WRITTEN EXERCISE:
Write out the whole of the material exactly.

-- start of INPUT RECORDS --

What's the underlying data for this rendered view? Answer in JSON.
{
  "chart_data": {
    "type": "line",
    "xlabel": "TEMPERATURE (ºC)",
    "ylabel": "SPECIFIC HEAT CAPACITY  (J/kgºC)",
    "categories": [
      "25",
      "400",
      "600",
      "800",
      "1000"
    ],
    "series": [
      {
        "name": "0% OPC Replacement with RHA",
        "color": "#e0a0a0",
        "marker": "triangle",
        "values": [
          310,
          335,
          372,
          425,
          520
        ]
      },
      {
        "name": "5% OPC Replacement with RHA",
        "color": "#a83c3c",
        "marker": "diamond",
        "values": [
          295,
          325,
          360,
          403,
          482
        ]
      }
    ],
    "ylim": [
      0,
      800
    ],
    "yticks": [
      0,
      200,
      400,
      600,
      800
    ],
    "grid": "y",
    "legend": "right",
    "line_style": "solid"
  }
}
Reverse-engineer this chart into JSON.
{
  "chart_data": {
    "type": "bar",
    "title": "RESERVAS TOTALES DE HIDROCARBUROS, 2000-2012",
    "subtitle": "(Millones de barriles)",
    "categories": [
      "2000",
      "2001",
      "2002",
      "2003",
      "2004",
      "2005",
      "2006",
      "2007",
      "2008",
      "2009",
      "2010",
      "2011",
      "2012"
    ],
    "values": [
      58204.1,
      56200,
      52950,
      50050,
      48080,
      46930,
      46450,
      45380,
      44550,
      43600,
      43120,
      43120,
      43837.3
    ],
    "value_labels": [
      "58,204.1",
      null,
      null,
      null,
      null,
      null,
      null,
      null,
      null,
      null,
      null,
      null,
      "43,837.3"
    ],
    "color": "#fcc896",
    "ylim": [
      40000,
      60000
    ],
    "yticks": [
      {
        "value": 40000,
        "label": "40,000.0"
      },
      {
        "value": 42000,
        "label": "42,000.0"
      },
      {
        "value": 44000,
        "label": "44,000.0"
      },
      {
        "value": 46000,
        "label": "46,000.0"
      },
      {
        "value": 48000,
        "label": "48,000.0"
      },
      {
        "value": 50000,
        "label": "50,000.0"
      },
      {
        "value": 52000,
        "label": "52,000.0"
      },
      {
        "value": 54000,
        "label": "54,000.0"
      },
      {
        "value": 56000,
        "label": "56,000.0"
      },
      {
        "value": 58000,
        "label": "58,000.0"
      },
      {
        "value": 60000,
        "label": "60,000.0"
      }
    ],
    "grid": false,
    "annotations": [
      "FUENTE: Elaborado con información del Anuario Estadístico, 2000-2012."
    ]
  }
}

-- end of INPUT RECORDS --

RESULT FOR THIS TASK:
What's the underlying data for this rendered view? Answer in JSON.
{
  "chart_data": {
    "type": "line",
    "xlabel": "TEMPERATURE (ºC)",
    "ylabel": "SPECIFIC HEAT CAPACITY  (J/kgºC)",
    "categories": [
      "25",
      "400",
      "600",
      "800",
      "1000"
    ],
    "series": [
      {
        "name": "0% OPC Replacement with RHA",
        "color": "#e0a0a0",
        "marker": "triangle",
        "values": [
          310,
          335,
          372,
          425,
          520
        ]
      },
      {
        "name": "5% OPC Replacement with RHA",
        "color": "#a83c3c",
        "marker": "diamond",
        "values": [
          295,
          325,
          360,
          403,
          482
        ]
      }
    ],
    "ylim": [
      0,
      800
    ],
    "yticks": [
      0,
      200,
      400,
      600,
      800
    ],
    "grid": "y",
    "legend": "right",
    "line_style": "solid"
  }
}
Reverse-engineer this chart into JSON.
{
  "chart_data": {
    "type": "bar",
    "title": "RESERVAS TOTALES DE HIDROCARBUROS, 2000-2012",
    "subtitle": "(Millones de barriles)",
    "categories": [
      "2000",
      "2001",
      "2002",
      "2003",
      "2004",
      "2005",
      "2006",
      "2007",
      "2008",
      "2009",
      "2010",
      "2011",
      "2012"
    ],
    "values": [
      58204.1,
      56200,
      52950,
      50050,
      48080,
      46930,
      46450,
      45380,
      44550,
      43600,
      43120,
      43120,
      43837.3
    ],
    "value_labels": [
      "58,204.1",
      null,
      null,
      null,
      null,
      null,
      null,
      null,
      null,
      null,
      null,
      null,
      "43,837.3"
    ],
    "color": "#fcc896",
    "ylim": [
      40000,
      60000
    ],
    "yticks": [
      {
        "value": 40000,
        "label": "40,000.0"
      },
      {
        "value": 42000,
        "label": "42,000.0"
      },
      {
        "value": 44000,
        "label": "44,000.0"
      },
      {
        "value": 46000,
        "label": "46,000.0"
      },
      {
        "value": 48000,
        "label": "48,000.0"
      },
      {
        "value": 50000,
        "label": "50,000.0"
      },
      {
        "value": 52000,
        "label": "52,000.0"
      },
      {
        "value": 54000,
        "label": "54,000.0"
      },
      {
        "value": 56000,
        "label": "56,000.0"
      },
      {
        "value": 58000,
        "label": "58,000.0"
      },
      {
        "value": 60000,
        "label": "60,000.0"
      }
    ],
    "grid": false,
    "annotations": [
      "FUENTE: Elaborado con información del Anuario Estadístico, 2000-2012."
    ]
  }
}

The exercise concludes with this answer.